::: Dataset content :::
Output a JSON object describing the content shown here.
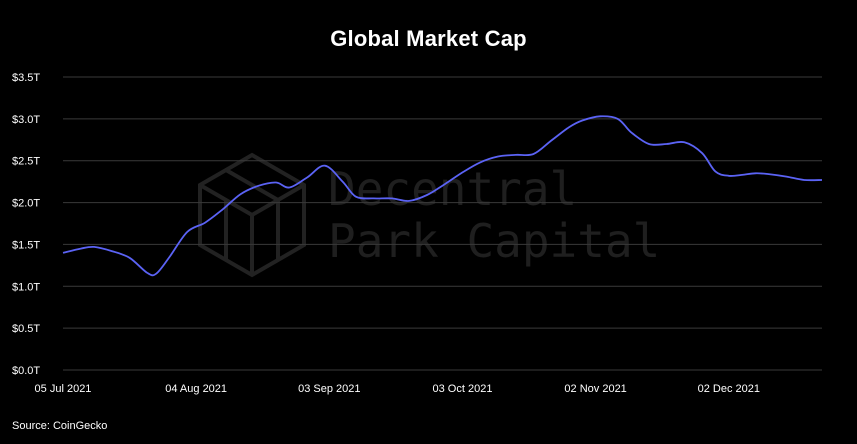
{
  "chart_data": {
    "type": "line",
    "title": "Global Market Cap",
    "source": "Source: CoinGecko",
    "watermark": [
      "Decentral",
      "Park Capital"
    ],
    "y_ticks": [
      "$0.0T",
      "$0.5T",
      "$1.0T",
      "$1.5T",
      "$2.0T",
      "$2.5T",
      "$3.0T",
      "$3.5T"
    ],
    "ylim": [
      0,
      3.5
    ],
    "x_ticks": [
      "05 Jul 2021",
      "04 Aug 2021",
      "03 Sep 2021",
      "03 Oct 2021",
      "02 Nov 2021",
      "02 Dec 2021"
    ],
    "grid": true,
    "line_color": "#5b63f5",
    "series": [
      {
        "x": [
          "2021-07-05",
          "2021-07-09",
          "2021-07-12",
          "2021-07-16",
          "2021-07-20",
          "2021-07-24",
          "2021-07-26",
          "2021-07-29",
          "2021-08-02",
          "2021-08-06",
          "2021-08-10",
          "2021-08-14",
          "2021-08-18",
          "2021-08-22",
          "2021-08-25",
          "2021-08-29",
          "2021-09-02",
          "2021-09-06",
          "2021-09-09",
          "2021-09-13",
          "2021-09-17",
          "2021-09-21",
          "2021-09-25",
          "2021-09-29",
          "2021-10-03",
          "2021-10-07",
          "2021-10-11",
          "2021-10-15",
          "2021-10-19",
          "2021-10-23",
          "2021-10-27",
          "2021-10-30",
          "2021-11-03",
          "2021-11-07",
          "2021-11-10",
          "2021-11-14",
          "2021-11-18",
          "2021-11-22",
          "2021-11-26",
          "2021-11-29",
          "2021-12-02",
          "2021-12-05",
          "2021-12-08",
          "2021-12-11",
          "2021-12-15",
          "2021-12-19",
          "2021-12-23"
        ],
        "values": [
          1.4,
          1.45,
          1.47,
          1.42,
          1.34,
          1.16,
          1.15,
          1.35,
          1.65,
          1.76,
          1.92,
          2.1,
          2.2,
          2.24,
          2.18,
          2.3,
          2.44,
          2.25,
          2.07,
          2.05,
          2.05,
          2.02,
          2.09,
          2.22,
          2.36,
          2.48,
          2.55,
          2.57,
          2.58,
          2.74,
          2.9,
          2.98,
          3.03,
          3.0,
          2.84,
          2.7,
          2.7,
          2.72,
          2.59,
          2.37,
          2.32,
          2.33,
          2.35,
          2.34,
          2.31,
          2.27,
          2.27
        ]
      }
    ]
  }
}
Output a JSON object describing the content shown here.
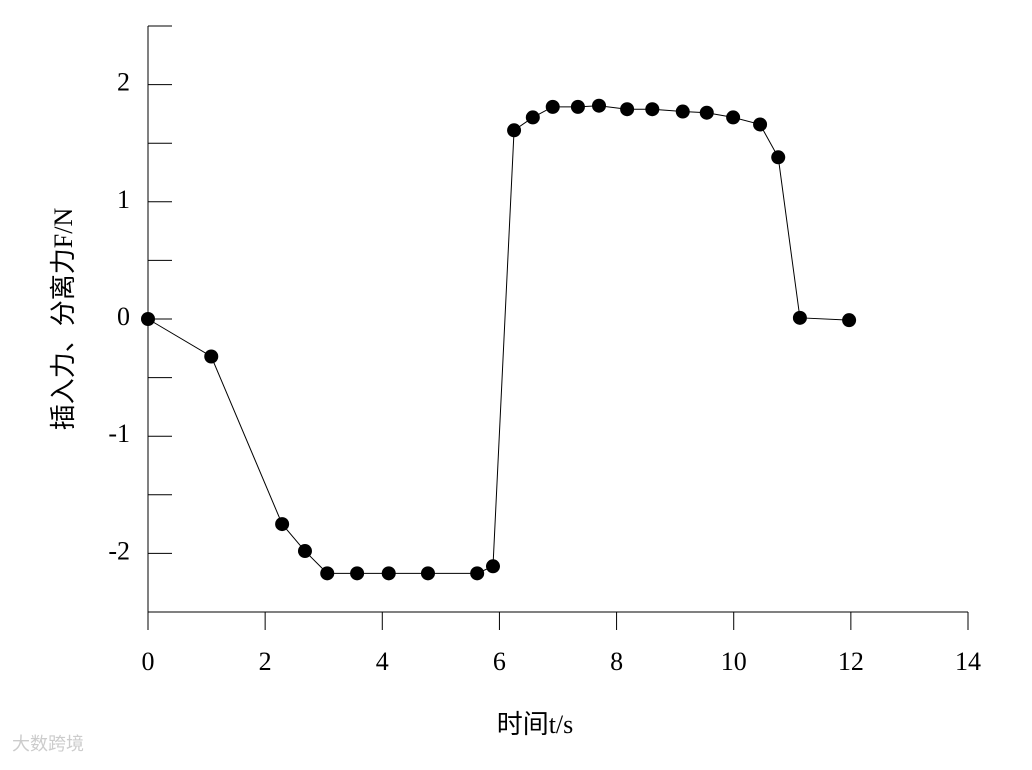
{
  "chart_data": {
    "type": "line",
    "xlabel": "时间t/s",
    "ylabel": "插入力、分离力F/N",
    "watermark": "大数跨境",
    "xlim": [
      0,
      14
    ],
    "xticks": [
      0,
      2,
      4,
      6,
      8,
      10,
      12,
      14
    ],
    "ylim": [
      -2.5,
      2.5
    ],
    "yticks": [
      -2,
      -1,
      0,
      1,
      2
    ],
    "yminorticks": [
      -2.5,
      -1.5,
      -0.5,
      0.5,
      1.5,
      2.5
    ],
    "grid": false,
    "series": [
      {
        "color": "#000000",
        "x": [
          0,
          1.08,
          2.29,
          2.68,
          3.06,
          3.57,
          4.11,
          4.78,
          5.62,
          5.89,
          6.25,
          6.57,
          6.91,
          7.34,
          7.7,
          8.18,
          8.61,
          9.13,
          9.54,
          9.99,
          10.45,
          10.76,
          11.13,
          11.97
        ],
        "values": [
          0,
          -0.32,
          -1.75,
          -1.98,
          -2.17,
          -2.17,
          -2.17,
          -2.17,
          -2.17,
          -2.11,
          1.61,
          1.72,
          1.81,
          1.81,
          1.82,
          1.79,
          1.79,
          1.77,
          1.76,
          1.72,
          1.66,
          1.38,
          0.01,
          -0.01
        ]
      }
    ]
  }
}
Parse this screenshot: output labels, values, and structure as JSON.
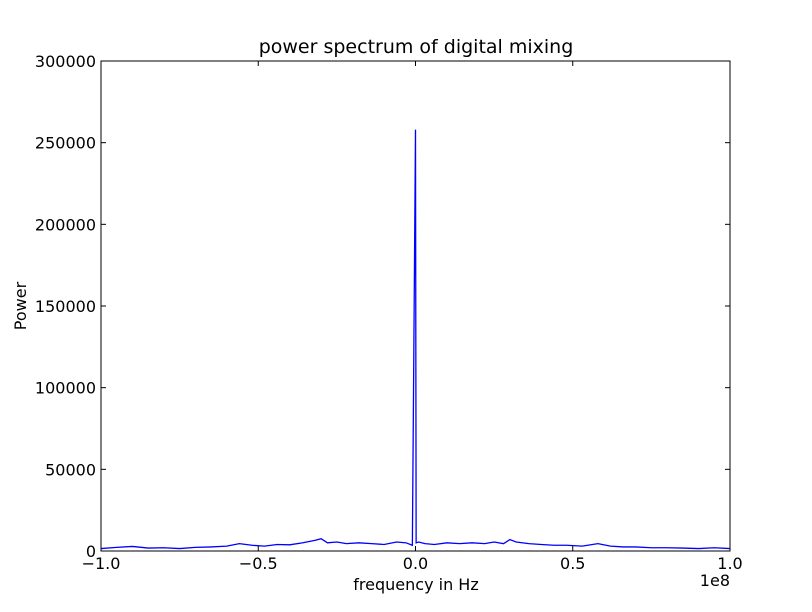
{
  "chart_data": {
    "type": "line",
    "title": "power spectrum of digital mixing",
    "xlabel": "frequency in Hz",
    "ylabel": "Power",
    "x_offset_label": "1e8",
    "xlim": [
      -1.0,
      1.0
    ],
    "ylim": [
      0,
      300000
    ],
    "x_ticks": [
      -1.0,
      -0.5,
      0.0,
      0.5,
      1.0
    ],
    "x_tick_labels": [
      "−1.0",
      "−0.5",
      "0.0",
      "0.5",
      "1.0"
    ],
    "y_ticks": [
      0,
      50000,
      100000,
      150000,
      200000,
      250000,
      300000
    ],
    "y_tick_labels": [
      "0",
      "50000",
      "100000",
      "150000",
      "200000",
      "250000",
      "300000"
    ],
    "grid": false,
    "series": [
      {
        "color": "#0000ff",
        "x": [
          -1.0,
          -0.95,
          -0.9,
          -0.85,
          -0.8,
          -0.75,
          -0.7,
          -0.65,
          -0.6,
          -0.56,
          -0.52,
          -0.48,
          -0.44,
          -0.4,
          -0.36,
          -0.32,
          -0.3,
          -0.28,
          -0.25,
          -0.22,
          -0.18,
          -0.14,
          -0.1,
          -0.06,
          -0.03,
          -0.01,
          0.0,
          0.002,
          0.01,
          0.03,
          0.06,
          0.1,
          0.14,
          0.18,
          0.22,
          0.25,
          0.28,
          0.3,
          0.32,
          0.36,
          0.4,
          0.44,
          0.48,
          0.53,
          0.58,
          0.62,
          0.66,
          0.7,
          0.75,
          0.8,
          0.85,
          0.9,
          0.95,
          1.0
        ],
        "y": [
          1500,
          2200,
          2800,
          1800,
          2000,
          1500,
          2200,
          2500,
          3000,
          4500,
          3500,
          3000,
          4000,
          3800,
          5000,
          6500,
          7500,
          5000,
          5500,
          4500,
          5000,
          4500,
          4000,
          5500,
          5000,
          3500,
          258000,
          5000,
          5500,
          4500,
          4000,
          5000,
          4500,
          5000,
          4500,
          5500,
          4500,
          7000,
          5500,
          4500,
          4000,
          3500,
          3500,
          3000,
          4500,
          3000,
          2500,
          2500,
          2000,
          2000,
          1800,
          1500,
          2000,
          1500
        ]
      }
    ]
  }
}
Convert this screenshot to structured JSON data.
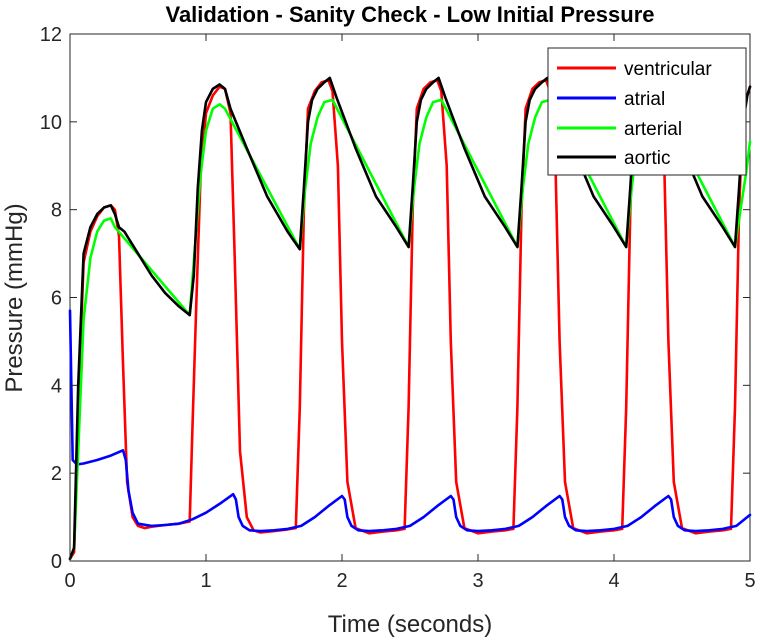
{
  "chart_data": {
    "type": "line",
    "title": "Validation - Sanity Check - Low Initial Pressure",
    "xlabel": "Time (seconds)",
    "ylabel": "Pressure (mmHg)",
    "xlim": [
      0,
      5
    ],
    "ylim": [
      0,
      12
    ],
    "x_ticks": [
      "0",
      "1",
      "2",
      "3",
      "4",
      "5"
    ],
    "y_ticks": [
      "0",
      "2",
      "4",
      "6",
      "8",
      "10",
      "12"
    ],
    "grid": false,
    "legend_position": "top-right",
    "series": [
      {
        "name": "ventricular",
        "color": "#ff0000",
        "x": [
          0.0,
          0.03,
          0.06,
          0.1,
          0.15,
          0.2,
          0.25,
          0.3,
          0.33,
          0.36,
          0.39,
          0.42,
          0.46,
          0.5,
          0.55,
          0.6,
          0.7,
          0.8,
          0.88,
          0.9,
          0.93,
          0.96,
          1.0,
          1.05,
          1.1,
          1.14,
          1.18,
          1.21,
          1.25,
          1.3,
          1.35,
          1.4,
          1.5,
          1.6,
          1.66,
          1.69,
          1.72,
          1.75,
          1.8,
          1.85,
          1.9,
          1.93,
          1.97,
          2.0,
          2.04,
          2.1,
          2.2,
          2.3,
          2.4,
          2.46,
          2.49,
          2.52,
          2.55,
          2.6,
          2.65,
          2.7,
          2.73,
          2.77,
          2.8,
          2.84,
          2.9,
          3.0,
          3.1,
          3.2,
          3.26,
          3.29,
          3.32,
          3.35,
          3.4,
          3.45,
          3.5,
          3.53,
          3.57,
          3.6,
          3.64,
          3.7,
          3.8,
          3.9,
          4.0,
          4.06,
          4.09,
          4.12,
          4.15,
          4.2,
          4.25,
          4.3,
          4.33,
          4.37,
          4.4,
          4.44,
          4.5,
          4.6,
          4.7,
          4.8,
          4.86,
          4.89,
          4.92,
          4.95,
          5.0
        ],
        "values": [
          0.05,
          0.2,
          3.5,
          6.8,
          7.5,
          7.85,
          8.05,
          8.1,
          8.0,
          7.4,
          4.5,
          1.8,
          1.0,
          0.8,
          0.75,
          0.78,
          0.82,
          0.85,
          0.9,
          3.0,
          6.0,
          8.8,
          10.2,
          10.6,
          10.8,
          10.75,
          10.2,
          7.0,
          2.5,
          1.0,
          0.7,
          0.65,
          0.68,
          0.72,
          0.75,
          3.5,
          8.0,
          10.3,
          10.7,
          10.9,
          10.95,
          10.7,
          9.0,
          5.0,
          1.8,
          0.75,
          0.63,
          0.67,
          0.7,
          0.73,
          3.5,
          8.0,
          10.3,
          10.75,
          10.9,
          10.95,
          10.7,
          9.0,
          5.0,
          1.8,
          0.75,
          0.63,
          0.67,
          0.7,
          0.73,
          3.5,
          8.0,
          10.3,
          10.75,
          10.9,
          10.95,
          10.7,
          9.0,
          5.0,
          1.8,
          0.75,
          0.63,
          0.67,
          0.7,
          0.73,
          3.5,
          8.0,
          10.3,
          10.75,
          10.9,
          10.95,
          10.7,
          9.0,
          5.0,
          1.8,
          0.75,
          0.63,
          0.67,
          0.7,
          0.73,
          3.5,
          8.0,
          10.3,
          10.8
        ]
      },
      {
        "name": "atrial",
        "color": "#0000ff",
        "x": [
          0.0,
          0.02,
          0.05,
          0.1,
          0.2,
          0.3,
          0.39,
          0.41,
          0.43,
          0.46,
          0.5,
          0.6,
          0.7,
          0.8,
          0.9,
          1.0,
          1.1,
          1.2,
          1.22,
          1.24,
          1.27,
          1.32,
          1.4,
          1.5,
          1.6,
          1.7,
          1.8,
          1.9,
          2.0,
          2.02,
          2.04,
          2.07,
          2.12,
          2.2,
          2.3,
          2.4,
          2.5,
          2.6,
          2.7,
          2.8,
          2.82,
          2.84,
          2.87,
          2.92,
          3.0,
          3.1,
          3.2,
          3.3,
          3.4,
          3.5,
          3.6,
          3.62,
          3.64,
          3.67,
          3.72,
          3.8,
          3.9,
          4.0,
          4.1,
          4.2,
          4.3,
          4.4,
          4.42,
          4.44,
          4.47,
          4.52,
          4.6,
          4.7,
          4.8,
          4.9,
          5.0
        ],
        "values": [
          5.7,
          2.3,
          2.2,
          2.22,
          2.3,
          2.4,
          2.52,
          2.3,
          1.6,
          1.1,
          0.85,
          0.8,
          0.82,
          0.85,
          0.95,
          1.1,
          1.3,
          1.52,
          1.4,
          1.0,
          0.8,
          0.7,
          0.68,
          0.7,
          0.73,
          0.8,
          1.0,
          1.25,
          1.48,
          1.4,
          1.0,
          0.8,
          0.7,
          0.68,
          0.7,
          0.73,
          0.8,
          1.0,
          1.25,
          1.48,
          1.4,
          1.0,
          0.8,
          0.7,
          0.68,
          0.7,
          0.73,
          0.8,
          1.0,
          1.25,
          1.48,
          1.4,
          1.0,
          0.8,
          0.7,
          0.68,
          0.7,
          0.73,
          0.8,
          1.0,
          1.25,
          1.48,
          1.4,
          1.0,
          0.8,
          0.7,
          0.68,
          0.7,
          0.73,
          0.8,
          1.05
        ]
      },
      {
        "name": "arterial",
        "color": "#00ff00",
        "x": [
          0.0,
          0.03,
          0.06,
          0.1,
          0.15,
          0.2,
          0.25,
          0.3,
          0.33,
          0.88,
          0.92,
          0.96,
          1.0,
          1.05,
          1.1,
          1.14,
          1.69,
          1.73,
          1.77,
          1.82,
          1.87,
          1.93,
          2.49,
          2.53,
          2.57,
          2.62,
          2.67,
          2.73,
          3.29,
          3.33,
          3.37,
          3.42,
          3.47,
          3.53,
          4.09,
          4.13,
          4.17,
          4.22,
          4.27,
          4.33,
          4.89,
          4.93,
          4.97,
          5.0
        ],
        "values": [
          0.05,
          0.3,
          2.5,
          5.5,
          6.9,
          7.5,
          7.75,
          7.8,
          7.6,
          5.6,
          7.2,
          8.8,
          9.8,
          10.3,
          10.4,
          10.3,
          7.1,
          8.5,
          9.5,
          10.1,
          10.45,
          10.5,
          7.15,
          8.5,
          9.5,
          10.1,
          10.45,
          10.5,
          7.15,
          8.5,
          9.5,
          10.1,
          10.45,
          10.5,
          7.15,
          8.5,
          9.5,
          10.1,
          10.45,
          10.5,
          7.15,
          8.0,
          8.8,
          9.55
        ]
      },
      {
        "name": "aortic",
        "color": "#000000",
        "x": [
          0.0,
          0.03,
          0.06,
          0.1,
          0.15,
          0.2,
          0.25,
          0.3,
          0.33,
          0.36,
          0.4,
          0.5,
          0.6,
          0.7,
          0.8,
          0.88,
          0.91,
          0.94,
          0.97,
          1.0,
          1.05,
          1.1,
          1.14,
          1.18,
          1.3,
          1.45,
          1.6,
          1.69,
          1.72,
          1.75,
          1.78,
          1.82,
          1.87,
          1.91,
          1.96,
          2.1,
          2.25,
          2.4,
          2.49,
          2.52,
          2.55,
          2.58,
          2.62,
          2.67,
          2.71,
          2.76,
          2.9,
          3.05,
          3.2,
          3.29,
          3.32,
          3.35,
          3.38,
          3.42,
          3.47,
          3.51,
          3.56,
          3.7,
          3.85,
          4.0,
          4.09,
          4.12,
          4.15,
          4.18,
          4.22,
          4.27,
          4.31,
          4.36,
          4.5,
          4.65,
          4.8,
          4.89,
          4.92,
          4.95,
          4.98,
          5.0
        ],
        "values": [
          0.05,
          0.3,
          4.0,
          7.0,
          7.6,
          7.9,
          8.05,
          8.1,
          7.9,
          7.6,
          7.5,
          7.0,
          6.5,
          6.1,
          5.8,
          5.6,
          6.5,
          8.5,
          9.8,
          10.45,
          10.75,
          10.85,
          10.75,
          10.3,
          9.4,
          8.3,
          7.5,
          7.1,
          8.5,
          10.0,
          10.5,
          10.75,
          10.9,
          11.0,
          10.55,
          9.4,
          8.3,
          7.6,
          7.15,
          8.5,
          10.0,
          10.5,
          10.75,
          10.9,
          11.0,
          10.55,
          9.4,
          8.3,
          7.6,
          7.15,
          8.5,
          10.0,
          10.5,
          10.75,
          10.9,
          11.0,
          10.55,
          9.4,
          8.3,
          7.6,
          7.15,
          8.5,
          10.0,
          10.5,
          10.75,
          10.9,
          11.0,
          10.55,
          9.4,
          8.3,
          7.6,
          7.15,
          8.5,
          10.0,
          10.6,
          10.8
        ]
      }
    ]
  }
}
:::
Task instructions | Which lines hold the word "name"? Show each one.

Written solution |
        "name": "ventricular",
        "name": "atrial",
        "name": "arterial",
        "name": "aortic",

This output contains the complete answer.